#### Given data

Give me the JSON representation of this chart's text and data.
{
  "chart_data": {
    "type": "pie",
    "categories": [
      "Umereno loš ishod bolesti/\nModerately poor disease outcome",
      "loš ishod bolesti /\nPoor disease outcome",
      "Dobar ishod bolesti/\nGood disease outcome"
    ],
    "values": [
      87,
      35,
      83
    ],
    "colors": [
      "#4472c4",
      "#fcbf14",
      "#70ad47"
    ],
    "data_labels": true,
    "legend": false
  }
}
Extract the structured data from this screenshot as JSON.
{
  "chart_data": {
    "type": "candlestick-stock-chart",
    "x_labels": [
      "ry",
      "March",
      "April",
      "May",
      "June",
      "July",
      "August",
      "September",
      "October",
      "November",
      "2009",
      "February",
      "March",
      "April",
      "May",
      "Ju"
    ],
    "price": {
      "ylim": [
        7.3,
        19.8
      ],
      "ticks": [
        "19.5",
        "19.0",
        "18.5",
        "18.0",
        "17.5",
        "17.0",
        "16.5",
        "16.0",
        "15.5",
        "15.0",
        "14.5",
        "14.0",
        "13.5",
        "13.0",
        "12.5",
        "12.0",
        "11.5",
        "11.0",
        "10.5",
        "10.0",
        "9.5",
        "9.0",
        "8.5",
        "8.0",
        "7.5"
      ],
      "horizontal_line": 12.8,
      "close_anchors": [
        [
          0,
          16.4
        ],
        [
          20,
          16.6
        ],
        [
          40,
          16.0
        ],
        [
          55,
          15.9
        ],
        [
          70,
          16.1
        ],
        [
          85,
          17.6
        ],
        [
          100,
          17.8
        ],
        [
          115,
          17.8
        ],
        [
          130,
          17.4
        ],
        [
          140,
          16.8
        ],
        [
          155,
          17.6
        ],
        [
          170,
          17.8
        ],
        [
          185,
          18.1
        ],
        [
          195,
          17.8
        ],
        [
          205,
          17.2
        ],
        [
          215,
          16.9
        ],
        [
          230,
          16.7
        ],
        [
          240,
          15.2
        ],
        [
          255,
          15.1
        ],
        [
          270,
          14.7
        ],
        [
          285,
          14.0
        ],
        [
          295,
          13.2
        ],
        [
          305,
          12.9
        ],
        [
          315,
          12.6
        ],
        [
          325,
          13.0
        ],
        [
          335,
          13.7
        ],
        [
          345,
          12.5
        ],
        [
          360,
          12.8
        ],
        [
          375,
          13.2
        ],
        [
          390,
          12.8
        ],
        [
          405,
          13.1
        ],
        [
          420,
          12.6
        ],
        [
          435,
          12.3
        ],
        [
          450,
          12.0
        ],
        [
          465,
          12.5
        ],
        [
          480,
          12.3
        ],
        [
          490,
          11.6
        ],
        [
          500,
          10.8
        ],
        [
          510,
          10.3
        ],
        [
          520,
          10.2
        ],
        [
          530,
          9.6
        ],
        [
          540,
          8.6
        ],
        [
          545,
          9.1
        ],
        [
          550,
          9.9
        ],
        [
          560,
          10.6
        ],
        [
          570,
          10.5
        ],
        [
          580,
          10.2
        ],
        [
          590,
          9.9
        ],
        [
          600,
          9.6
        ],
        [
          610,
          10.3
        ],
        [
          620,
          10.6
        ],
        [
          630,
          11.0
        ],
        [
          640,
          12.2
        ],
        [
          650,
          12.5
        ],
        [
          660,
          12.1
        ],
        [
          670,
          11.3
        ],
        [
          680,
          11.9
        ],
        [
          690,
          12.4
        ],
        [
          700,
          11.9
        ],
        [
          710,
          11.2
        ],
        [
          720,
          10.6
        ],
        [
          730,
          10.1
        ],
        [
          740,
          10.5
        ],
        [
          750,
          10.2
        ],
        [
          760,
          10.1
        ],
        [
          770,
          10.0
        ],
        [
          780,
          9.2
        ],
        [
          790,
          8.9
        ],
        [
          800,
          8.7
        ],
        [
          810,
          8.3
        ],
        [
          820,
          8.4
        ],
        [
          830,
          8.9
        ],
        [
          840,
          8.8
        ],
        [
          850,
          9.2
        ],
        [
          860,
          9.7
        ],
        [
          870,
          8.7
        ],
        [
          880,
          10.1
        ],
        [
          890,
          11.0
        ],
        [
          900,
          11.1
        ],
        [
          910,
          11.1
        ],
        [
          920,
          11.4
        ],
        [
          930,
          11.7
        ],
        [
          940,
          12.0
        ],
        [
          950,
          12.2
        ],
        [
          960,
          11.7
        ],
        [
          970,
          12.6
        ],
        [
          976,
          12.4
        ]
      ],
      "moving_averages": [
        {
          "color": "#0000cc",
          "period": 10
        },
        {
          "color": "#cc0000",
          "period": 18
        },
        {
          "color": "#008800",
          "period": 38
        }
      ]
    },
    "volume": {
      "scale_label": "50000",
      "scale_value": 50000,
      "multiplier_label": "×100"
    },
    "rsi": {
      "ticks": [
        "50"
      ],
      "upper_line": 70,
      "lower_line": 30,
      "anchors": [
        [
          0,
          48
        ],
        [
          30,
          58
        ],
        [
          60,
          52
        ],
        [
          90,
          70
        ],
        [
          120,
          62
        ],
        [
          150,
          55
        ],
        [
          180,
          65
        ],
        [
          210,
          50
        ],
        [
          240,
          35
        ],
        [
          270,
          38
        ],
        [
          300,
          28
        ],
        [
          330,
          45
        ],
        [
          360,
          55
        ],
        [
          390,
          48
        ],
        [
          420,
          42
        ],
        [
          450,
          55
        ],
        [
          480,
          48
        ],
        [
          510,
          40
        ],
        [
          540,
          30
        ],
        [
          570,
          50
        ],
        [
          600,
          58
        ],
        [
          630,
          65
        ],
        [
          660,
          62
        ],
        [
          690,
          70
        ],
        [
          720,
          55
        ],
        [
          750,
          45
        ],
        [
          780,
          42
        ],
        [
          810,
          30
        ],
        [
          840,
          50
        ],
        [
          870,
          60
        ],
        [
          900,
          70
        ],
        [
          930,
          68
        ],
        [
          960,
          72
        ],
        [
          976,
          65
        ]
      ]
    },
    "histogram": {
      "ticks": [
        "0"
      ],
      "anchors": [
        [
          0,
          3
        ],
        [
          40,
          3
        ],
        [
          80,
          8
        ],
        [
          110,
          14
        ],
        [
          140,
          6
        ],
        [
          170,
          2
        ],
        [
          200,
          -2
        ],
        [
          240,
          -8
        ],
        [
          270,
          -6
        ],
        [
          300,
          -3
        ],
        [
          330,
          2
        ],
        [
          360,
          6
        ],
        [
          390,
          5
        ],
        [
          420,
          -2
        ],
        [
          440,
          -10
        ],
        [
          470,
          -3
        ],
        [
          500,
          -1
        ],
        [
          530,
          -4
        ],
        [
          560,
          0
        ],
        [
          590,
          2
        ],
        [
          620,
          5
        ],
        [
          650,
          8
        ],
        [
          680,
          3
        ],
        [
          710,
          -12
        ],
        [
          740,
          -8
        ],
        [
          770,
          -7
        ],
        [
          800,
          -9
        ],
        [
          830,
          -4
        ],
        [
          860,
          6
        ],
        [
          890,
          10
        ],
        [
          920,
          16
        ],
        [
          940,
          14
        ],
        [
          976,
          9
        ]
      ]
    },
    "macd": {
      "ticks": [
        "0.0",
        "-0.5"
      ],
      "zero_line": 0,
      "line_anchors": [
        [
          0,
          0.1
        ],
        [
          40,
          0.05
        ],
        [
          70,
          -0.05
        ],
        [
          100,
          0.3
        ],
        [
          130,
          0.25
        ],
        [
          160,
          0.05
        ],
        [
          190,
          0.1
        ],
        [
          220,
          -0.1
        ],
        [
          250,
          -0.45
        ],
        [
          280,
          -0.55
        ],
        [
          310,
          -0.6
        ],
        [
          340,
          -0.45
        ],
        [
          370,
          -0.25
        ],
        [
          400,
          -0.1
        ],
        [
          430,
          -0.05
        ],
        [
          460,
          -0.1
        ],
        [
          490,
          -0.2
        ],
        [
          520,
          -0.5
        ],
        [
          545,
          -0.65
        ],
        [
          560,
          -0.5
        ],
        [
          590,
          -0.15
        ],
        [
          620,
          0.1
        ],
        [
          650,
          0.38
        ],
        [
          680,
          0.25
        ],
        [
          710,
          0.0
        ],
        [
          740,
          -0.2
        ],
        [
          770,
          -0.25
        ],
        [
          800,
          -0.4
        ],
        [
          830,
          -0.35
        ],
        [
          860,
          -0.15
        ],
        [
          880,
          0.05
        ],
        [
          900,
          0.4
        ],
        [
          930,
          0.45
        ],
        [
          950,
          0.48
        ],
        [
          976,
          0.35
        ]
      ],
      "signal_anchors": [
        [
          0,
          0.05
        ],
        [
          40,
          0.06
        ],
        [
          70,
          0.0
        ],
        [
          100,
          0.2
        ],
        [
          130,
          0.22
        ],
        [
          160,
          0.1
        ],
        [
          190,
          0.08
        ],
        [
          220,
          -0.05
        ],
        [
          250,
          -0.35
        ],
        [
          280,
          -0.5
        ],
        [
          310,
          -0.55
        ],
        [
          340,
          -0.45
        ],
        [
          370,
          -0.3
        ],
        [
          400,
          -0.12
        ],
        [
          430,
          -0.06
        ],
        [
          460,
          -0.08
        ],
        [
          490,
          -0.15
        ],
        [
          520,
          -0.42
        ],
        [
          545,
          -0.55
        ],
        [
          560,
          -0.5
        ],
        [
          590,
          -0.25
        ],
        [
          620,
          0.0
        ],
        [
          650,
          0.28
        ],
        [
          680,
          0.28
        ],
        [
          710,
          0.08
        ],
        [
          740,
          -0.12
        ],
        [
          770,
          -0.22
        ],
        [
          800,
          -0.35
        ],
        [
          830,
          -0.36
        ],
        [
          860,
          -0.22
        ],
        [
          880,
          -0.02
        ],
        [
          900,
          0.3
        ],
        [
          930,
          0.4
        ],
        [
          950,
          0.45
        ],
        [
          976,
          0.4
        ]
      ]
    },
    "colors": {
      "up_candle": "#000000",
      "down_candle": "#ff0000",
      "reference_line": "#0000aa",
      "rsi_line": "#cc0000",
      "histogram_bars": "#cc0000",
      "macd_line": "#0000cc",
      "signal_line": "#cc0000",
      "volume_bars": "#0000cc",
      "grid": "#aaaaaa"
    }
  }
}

########

* Request *
State, as a bare number, how many lines of the listing hold the word "disease".

* Final result *
3